# [AUSZUG ZUM LESEN]
L80006 Raumordnung Raumplanung Flächenwidmung Bebauungsplan
Steiermark;
L82000 Bauordnung;

Norm

BauRallg;
ROG Stmk 1974 §23 Abs5 litb;
ROG Stmk 1974 §23 Abs5 litc;

Betreff

Der Verwaltungsgerichtshof hat durch die Vorsitzende Senatspräsidentin Dr. Giendl und die Hofräte Dr. Bernegger und Dr. Bayjones als Richter, im Beisein der Schriftführerin Mag. Fritz, über die Beschwerde der A V GmbH in G, vertreten durch Mag. Hermann Kienast, Rechtsanwalt in 8010 Graz, Friedrichgasse 6/IV/17, gegen den Bescheid der Steiermärkischen Landesregierung vom 11. September 2003, Zl. FA 13A-12.10 G 240- 03/3, betreffend Abweisung eines Antrages auf Erteilung einer Baubewilligung (mitbeteiligte Partei: Marktgemeinde St. G an der S, vertreten durch den Bürgermeister, St. G an der S), zu Recht erkannt:

Spruch

Die Beschwerde wird als unbegründet abgewiesen.

# [DATEN]
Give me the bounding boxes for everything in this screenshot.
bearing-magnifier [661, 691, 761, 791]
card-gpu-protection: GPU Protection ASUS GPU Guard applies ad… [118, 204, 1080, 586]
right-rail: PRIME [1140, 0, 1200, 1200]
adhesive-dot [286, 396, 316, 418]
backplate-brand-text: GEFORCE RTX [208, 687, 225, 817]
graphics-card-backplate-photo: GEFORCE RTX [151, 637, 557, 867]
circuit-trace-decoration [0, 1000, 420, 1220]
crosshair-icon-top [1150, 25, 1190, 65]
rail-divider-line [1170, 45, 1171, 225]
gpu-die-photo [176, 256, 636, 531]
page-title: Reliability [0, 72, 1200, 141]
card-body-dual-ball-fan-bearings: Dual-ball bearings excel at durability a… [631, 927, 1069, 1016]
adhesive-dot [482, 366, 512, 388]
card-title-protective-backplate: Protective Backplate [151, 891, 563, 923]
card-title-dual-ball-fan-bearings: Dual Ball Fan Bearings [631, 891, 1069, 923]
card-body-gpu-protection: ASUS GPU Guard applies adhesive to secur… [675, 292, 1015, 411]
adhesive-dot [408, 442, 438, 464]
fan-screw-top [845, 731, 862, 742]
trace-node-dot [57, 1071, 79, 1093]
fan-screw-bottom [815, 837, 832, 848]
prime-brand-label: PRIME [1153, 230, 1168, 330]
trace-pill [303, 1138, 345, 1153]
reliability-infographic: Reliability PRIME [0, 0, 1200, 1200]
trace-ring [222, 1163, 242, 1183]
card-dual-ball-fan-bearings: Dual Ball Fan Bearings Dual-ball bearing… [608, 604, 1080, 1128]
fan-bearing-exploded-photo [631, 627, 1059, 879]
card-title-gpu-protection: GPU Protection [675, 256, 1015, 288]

# [ZIEL]
Beantworte diese Fragen zum Entscheidungsauszug:
(a) Von welchem Datum ist der Bescheid der Steiermärkischen Landesregierung?
(b) Wer war als Schriftführerin anwesend?
(c) Wie hat der Verwaltungsgerichtshof über die Beschwerde entschieden?
Die Zeilen sind eigenständiges Material und gehören nicht zum Entscheidungsauszug.

# [ERLEDIGTE AUFGABE]
(a) Vom 11. September 2003.
(b) Mag. Fritz.
(c) Er hat die Beschwerde als unbegründet abgewiesen.